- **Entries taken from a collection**

## Begin

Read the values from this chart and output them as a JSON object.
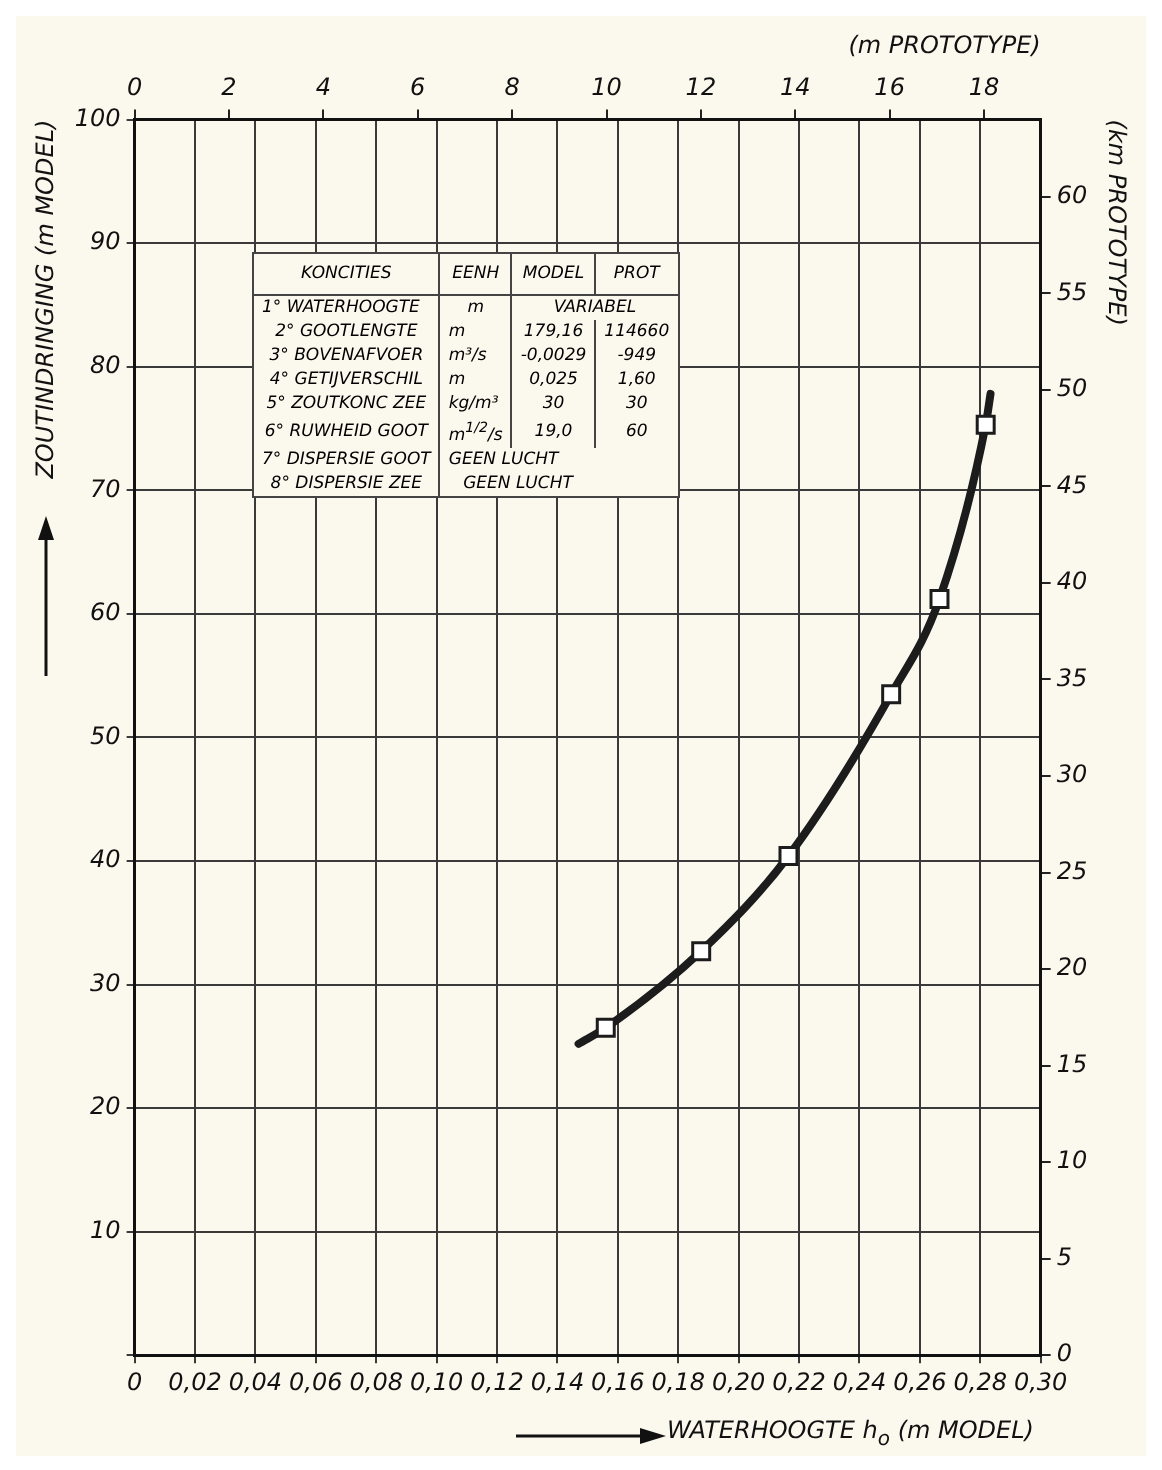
{
  "chart_data": {
    "type": "line",
    "xlabel": "WATERHOOGTE h$_{o}$ (m MODEL)",
    "ylabel": "ZOUTINDRINGING (m MODEL)",
    "y2label": "(km PROTOTYPE)",
    "x2label": "(m PROTOTYPE)",
    "xlim": [
      0,
      0.3
    ],
    "xticks": [
      0,
      {
        "value": 0.02,
        "label": "0,02"
      },
      {
        "value": 0.04,
        "label": "0,04"
      },
      {
        "value": 0.06,
        "label": "0,06"
      },
      {
        "value": 0.08,
        "label": "0,08"
      },
      {
        "value": 0.1,
        "label": "0,10"
      },
      {
        "value": 0.12,
        "label": "0,12"
      },
      {
        "value": 0.14,
        "label": "0,14"
      },
      {
        "value": 0.16,
        "label": "0,16"
      },
      {
        "value": 0.18,
        "label": "0,18"
      },
      {
        "value": 0.2,
        "label": "0,20"
      },
      {
        "value": 0.22,
        "label": "0,22"
      },
      {
        "value": 0.24,
        "label": "0,24"
      },
      {
        "value": 0.26,
        "label": "0,26"
      },
      {
        "value": 0.28,
        "label": "0,28"
      },
      {
        "value": 0.3,
        "label": "0,30"
      }
    ],
    "x2lim": [
      0,
      19.2
    ],
    "x2ticks": [
      0,
      2,
      4,
      6,
      8,
      10,
      12,
      14,
      16,
      18
    ],
    "ylim": [
      0,
      100
    ],
    "yticks": [
      {
        "value": 0,
        "label": null
      },
      10,
      20,
      30,
      40,
      50,
      60,
      70,
      80,
      90,
      100
    ],
    "y2lim": [
      0,
      64
    ],
    "y2ticks": [
      0,
      5,
      10,
      15,
      20,
      25,
      30,
      35,
      40,
      45,
      50,
      55,
      60
    ],
    "grid": true,
    "legend": false,
    "series": [
      {
        "type": "line",
        "marker": "none",
        "color": "#1c1c1c",
        "x": [
          0.147,
          0.156,
          0.1876,
          0.2165,
          0.2505,
          0.2665,
          0.2818,
          0.2834
        ],
        "values": [
          25.2,
          26.5,
          32.7,
          40.4,
          53.5,
          61.2,
          75.3,
          77.8
        ]
      },
      {
        "type": "scatter",
        "marker": "square",
        "color": "#1c1c1c",
        "x": [
          0.156,
          0.1876,
          0.2165,
          0.2505,
          0.2665,
          0.2818
        ],
        "values": [
          26.5,
          32.7,
          40.4,
          53.5,
          61.2,
          75.3
        ]
      }
    ],
    "annotations": [
      "KONCITIES",
      "EENH",
      "MODEL",
      "PROT",
      "1° WATERHOOGTE",
      "m",
      "VARIABEL",
      "2° GOOTLENGTE",
      "m",
      "179,16",
      "114660",
      "3° BOVENAFVOER",
      "m³/s",
      "-0,0029",
      "-949",
      "4° GETIJVERSCHIL",
      "m",
      "0,025",
      "1,60",
      "5° ZOUTKONC ZEE",
      "kg/m³",
      "30",
      "30",
      "6° RUWHEID GOOT",
      "m$^{1/2}$/s",
      "19,0",
      "60",
      "7° DISPERSIE GOOT",
      "GEEN LUCHT",
      "8° DISPERSIE ZEE",
      "GEEN LUCHT"
    ]
  }
}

## End

- **AIM OF THE EXERCISE**
Retype every entry verbatim and exclude the pictures from the copy.

- **EXERCISE SOLUTION**
Read the values from this chart and output them as a JSON object.
{
  "chart_data": {
    "type": "line",
    "xlabel": "WATERHOOGTE h$_{o}$ (m MODEL)",
    "ylabel": "ZOUTINDRINGING (m MODEL)",
    "y2label": "(km PROTOTYPE)",
    "x2label": "(m PROTOTYPE)",
    "xlim": [
      0,
      0.3
    ],
    "xticks": [
      0,
      {
        "value": 0.02,
        "label": "0,02"
      },
      {
        "value": 0.04,
        "label": "0,04"
      },
      {
        "value": 0.06,
        "label": "0,06"
      },
      {
        "value": 0.08,
        "label": "0,08"
      },
      {
        "value": 0.1,
        "label": "0,10"
      },
      {
        "value": 0.12,
        "label": "0,12"
      },
      {
        "value": 0.14,
        "label": "0,14"
      },
      {
        "value": 0.16,
        "label": "0,16"
      },
      {
        "value": 0.18,
        "label": "0,18"
      },
      {
        "value": 0.2,
        "label": "0,20"
      },
      {
        "value": 0.22,
        "label": "0,22"
      },
      {
        "value": 0.24,
        "label": "0,24"
      },
      {
        "value": 0.26,
        "label": "0,26"
      },
      {
        "value": 0.28,
        "label": "0,28"
      },
      {
        "value": 0.3,
        "label": "0,30"
      }
    ],
    "x2lim": [
      0,
      19.2
    ],
    "x2ticks": [
      0,
      2,
      4,
      6,
      8,
      10,
      12,
      14,
      16,
      18
    ],
    "ylim": [
      0,
      100
    ],
    "yticks": [
      {
        "value": 0,
        "label": null
      },
      10,
      20,
      30,
      40,
      50,
      60,
      70,
      80,
      90,
      100
    ],
    "y2lim": [
      0,
      64
    ],
    "y2ticks": [
      0,
      5,
      10,
      15,
      20,
      25,
      30,
      35,
      40,
      45,
      50,
      55,
      60
    ],
    "grid": true,
    "legend": false,
    "series": [
      {
        "type": "line",
        "marker": "none",
        "color": "#1c1c1c",
        "x": [
          0.147,
          0.156,
          0.1876,
          0.2165,
          0.2505,
          0.2665,
          0.2818,
          0.2834
        ],
        "values": [
          25.2,
          26.5,
          32.7,
          40.4,
          53.5,
          61.2,
          75.3,
          77.8
        ]
      },
      {
        "type": "scatter",
        "marker": "square",
        "color": "#1c1c1c",
        "x": [
          0.156,
          0.1876,
          0.2165,
          0.2505,
          0.2665,
          0.2818
        ],
        "values": [
          26.5,
          32.7,
          40.4,
          53.5,
          61.2,
          75.3
        ]
      }
    ],
    "annotations": [
      "KONCITIES",
      "EENH",
      "MODEL",
      "PROT",
      "1° WATERHOOGTE",
      "m",
      "VARIABEL",
      "2° GOOTLENGTE",
      "m",
      "179,16",
      "114660",
      "3° BOVENAFVOER",
      "m³/s",
      "-0,0029",
      "-949",
      "4° GETIJVERSCHIL",
      "m",
      "0,025",
      "1,60",
      "5° ZOUTKONC ZEE",
      "kg/m³",
      "30",
      "30",
      "6° RUWHEID GOOT",
      "m$^{1/2}$/s",
      "19,0",
      "60",
      "7° DISPERSIE GOOT",
      "GEEN LUCHT",
      "8° DISPERSIE ZEE",
      "GEEN LUCHT"
    ]
  }
}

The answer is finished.